Aim
Lines containing the string "content" are to be counted; report the number and nothing more.

Provided records
------------------------------------------------------------

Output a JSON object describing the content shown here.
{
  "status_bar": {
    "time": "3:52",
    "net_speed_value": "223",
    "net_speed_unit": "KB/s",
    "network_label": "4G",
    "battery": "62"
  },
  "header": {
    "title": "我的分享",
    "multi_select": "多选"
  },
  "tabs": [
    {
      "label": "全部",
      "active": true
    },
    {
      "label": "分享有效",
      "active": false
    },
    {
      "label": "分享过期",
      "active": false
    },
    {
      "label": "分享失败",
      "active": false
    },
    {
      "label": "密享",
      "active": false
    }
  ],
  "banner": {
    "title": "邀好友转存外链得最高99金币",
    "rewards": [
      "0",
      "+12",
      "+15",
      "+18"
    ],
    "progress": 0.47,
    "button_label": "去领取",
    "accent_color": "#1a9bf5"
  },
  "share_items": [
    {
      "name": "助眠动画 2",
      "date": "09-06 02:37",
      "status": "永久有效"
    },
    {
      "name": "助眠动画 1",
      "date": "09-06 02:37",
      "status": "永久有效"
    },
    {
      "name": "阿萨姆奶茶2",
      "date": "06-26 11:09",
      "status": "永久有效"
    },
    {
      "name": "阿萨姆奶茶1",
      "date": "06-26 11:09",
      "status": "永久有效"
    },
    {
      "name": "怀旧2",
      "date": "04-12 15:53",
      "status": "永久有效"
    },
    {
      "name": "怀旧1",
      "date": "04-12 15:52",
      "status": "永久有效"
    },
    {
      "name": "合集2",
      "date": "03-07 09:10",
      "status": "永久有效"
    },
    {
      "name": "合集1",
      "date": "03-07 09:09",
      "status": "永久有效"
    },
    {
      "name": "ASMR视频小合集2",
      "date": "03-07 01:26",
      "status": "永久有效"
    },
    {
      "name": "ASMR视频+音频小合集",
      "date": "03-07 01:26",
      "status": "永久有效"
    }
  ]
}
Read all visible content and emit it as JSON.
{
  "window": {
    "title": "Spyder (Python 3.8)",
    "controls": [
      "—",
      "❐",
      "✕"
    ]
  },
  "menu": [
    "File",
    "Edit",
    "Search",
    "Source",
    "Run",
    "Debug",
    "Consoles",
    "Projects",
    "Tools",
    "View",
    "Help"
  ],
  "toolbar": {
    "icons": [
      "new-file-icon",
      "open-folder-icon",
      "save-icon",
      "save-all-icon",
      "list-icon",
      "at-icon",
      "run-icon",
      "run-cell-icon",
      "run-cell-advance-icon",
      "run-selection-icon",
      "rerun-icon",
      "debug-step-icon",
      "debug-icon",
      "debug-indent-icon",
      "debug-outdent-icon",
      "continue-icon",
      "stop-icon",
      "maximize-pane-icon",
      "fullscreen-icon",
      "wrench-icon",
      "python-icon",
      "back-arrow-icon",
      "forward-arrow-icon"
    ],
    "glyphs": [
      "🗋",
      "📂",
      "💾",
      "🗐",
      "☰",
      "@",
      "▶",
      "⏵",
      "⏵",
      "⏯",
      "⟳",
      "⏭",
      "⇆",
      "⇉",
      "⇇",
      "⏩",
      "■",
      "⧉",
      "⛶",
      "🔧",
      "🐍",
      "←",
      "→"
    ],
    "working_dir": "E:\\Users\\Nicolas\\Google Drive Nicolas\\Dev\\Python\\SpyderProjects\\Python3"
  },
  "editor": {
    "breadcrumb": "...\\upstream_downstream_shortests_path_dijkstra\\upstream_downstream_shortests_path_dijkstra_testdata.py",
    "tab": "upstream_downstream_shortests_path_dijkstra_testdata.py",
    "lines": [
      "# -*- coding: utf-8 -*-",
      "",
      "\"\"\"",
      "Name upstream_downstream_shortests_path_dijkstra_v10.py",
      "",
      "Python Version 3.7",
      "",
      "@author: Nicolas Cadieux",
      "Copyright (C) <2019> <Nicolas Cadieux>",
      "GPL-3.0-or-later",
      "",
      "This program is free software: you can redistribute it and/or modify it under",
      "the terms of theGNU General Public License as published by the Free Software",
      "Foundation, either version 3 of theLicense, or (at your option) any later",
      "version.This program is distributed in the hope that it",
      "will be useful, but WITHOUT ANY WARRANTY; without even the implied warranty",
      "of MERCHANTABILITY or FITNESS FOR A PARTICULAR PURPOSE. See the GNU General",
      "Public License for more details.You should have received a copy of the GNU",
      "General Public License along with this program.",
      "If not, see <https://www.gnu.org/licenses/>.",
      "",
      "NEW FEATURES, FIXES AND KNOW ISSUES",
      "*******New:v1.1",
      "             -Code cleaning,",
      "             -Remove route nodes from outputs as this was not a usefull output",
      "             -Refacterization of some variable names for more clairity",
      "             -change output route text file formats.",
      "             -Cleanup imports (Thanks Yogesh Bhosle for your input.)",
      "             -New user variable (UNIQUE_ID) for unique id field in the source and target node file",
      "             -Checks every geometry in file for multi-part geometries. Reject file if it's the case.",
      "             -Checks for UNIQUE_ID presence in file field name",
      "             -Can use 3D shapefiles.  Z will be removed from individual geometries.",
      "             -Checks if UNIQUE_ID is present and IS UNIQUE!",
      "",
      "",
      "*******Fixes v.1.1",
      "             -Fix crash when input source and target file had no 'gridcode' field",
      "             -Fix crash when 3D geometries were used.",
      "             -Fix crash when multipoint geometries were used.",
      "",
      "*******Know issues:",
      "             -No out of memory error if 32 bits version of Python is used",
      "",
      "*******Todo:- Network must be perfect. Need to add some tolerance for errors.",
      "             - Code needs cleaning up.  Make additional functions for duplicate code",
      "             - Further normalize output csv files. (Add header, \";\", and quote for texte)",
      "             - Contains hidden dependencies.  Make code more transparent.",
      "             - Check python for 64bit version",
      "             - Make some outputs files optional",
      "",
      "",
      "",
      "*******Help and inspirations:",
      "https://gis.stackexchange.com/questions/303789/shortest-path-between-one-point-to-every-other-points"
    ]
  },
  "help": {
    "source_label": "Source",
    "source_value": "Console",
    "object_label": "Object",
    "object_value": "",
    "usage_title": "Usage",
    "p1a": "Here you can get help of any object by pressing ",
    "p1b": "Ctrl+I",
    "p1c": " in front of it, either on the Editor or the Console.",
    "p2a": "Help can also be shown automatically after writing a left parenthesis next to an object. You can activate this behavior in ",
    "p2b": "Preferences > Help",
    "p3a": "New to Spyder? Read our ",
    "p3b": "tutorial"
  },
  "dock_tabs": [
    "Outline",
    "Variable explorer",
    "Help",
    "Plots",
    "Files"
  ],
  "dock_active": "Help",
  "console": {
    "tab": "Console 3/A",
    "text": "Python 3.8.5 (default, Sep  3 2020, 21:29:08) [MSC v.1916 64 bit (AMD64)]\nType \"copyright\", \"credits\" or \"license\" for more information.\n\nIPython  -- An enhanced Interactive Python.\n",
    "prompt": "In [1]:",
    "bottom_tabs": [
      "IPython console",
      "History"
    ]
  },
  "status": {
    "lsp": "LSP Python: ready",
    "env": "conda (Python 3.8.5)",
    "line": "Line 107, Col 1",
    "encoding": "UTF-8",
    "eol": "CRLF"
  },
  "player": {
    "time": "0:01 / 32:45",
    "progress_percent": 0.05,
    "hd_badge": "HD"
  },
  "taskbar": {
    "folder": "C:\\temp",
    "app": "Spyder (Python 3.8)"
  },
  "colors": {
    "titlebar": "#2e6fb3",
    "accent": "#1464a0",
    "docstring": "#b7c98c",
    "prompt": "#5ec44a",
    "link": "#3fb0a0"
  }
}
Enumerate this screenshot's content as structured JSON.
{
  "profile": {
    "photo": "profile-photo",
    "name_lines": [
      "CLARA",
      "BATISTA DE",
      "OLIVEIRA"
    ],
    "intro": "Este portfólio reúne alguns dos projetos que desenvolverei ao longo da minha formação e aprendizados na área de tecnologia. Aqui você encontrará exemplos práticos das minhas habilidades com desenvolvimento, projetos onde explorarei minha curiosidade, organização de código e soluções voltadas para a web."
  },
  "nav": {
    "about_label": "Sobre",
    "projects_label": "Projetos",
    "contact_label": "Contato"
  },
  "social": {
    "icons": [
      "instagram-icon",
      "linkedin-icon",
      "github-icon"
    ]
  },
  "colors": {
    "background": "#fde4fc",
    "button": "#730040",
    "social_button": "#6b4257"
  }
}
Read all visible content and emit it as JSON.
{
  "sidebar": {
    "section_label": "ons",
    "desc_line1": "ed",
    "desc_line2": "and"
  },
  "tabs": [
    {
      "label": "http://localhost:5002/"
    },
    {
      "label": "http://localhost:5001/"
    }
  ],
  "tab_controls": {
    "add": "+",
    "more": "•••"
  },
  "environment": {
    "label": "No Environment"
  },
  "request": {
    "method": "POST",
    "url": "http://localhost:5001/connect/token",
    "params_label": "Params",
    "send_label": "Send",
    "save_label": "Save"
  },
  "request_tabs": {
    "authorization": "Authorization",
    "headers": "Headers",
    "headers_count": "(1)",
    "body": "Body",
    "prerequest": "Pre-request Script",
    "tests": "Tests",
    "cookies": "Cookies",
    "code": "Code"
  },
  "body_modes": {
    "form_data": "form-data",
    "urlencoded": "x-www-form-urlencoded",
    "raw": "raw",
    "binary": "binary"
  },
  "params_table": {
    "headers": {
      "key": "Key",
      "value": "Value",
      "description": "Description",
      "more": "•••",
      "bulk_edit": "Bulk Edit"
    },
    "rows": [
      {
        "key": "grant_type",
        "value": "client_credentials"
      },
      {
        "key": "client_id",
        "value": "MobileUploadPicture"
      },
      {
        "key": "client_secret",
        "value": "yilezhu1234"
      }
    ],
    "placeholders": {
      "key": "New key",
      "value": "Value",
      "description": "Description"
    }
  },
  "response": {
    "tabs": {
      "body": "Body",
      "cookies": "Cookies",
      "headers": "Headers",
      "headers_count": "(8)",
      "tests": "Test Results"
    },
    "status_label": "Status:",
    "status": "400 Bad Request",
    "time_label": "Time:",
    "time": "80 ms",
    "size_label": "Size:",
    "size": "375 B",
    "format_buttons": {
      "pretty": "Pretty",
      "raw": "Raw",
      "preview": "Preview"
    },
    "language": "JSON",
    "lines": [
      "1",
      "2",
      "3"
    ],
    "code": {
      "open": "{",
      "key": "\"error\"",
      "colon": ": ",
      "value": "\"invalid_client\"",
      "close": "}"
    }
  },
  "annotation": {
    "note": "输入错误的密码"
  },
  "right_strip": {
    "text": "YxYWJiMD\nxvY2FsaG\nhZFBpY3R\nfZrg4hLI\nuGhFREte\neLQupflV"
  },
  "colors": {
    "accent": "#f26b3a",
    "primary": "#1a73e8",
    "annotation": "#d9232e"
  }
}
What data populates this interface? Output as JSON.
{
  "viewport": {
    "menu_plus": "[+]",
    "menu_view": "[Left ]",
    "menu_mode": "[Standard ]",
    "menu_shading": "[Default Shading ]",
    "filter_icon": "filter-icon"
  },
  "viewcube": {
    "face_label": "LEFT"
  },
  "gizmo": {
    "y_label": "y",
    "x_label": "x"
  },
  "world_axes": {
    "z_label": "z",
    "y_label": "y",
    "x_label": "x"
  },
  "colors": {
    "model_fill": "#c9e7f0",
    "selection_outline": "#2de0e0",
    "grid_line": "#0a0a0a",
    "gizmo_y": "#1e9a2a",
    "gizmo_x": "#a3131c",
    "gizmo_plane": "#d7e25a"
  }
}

------------------------------------------------------------

Response to the exercise
4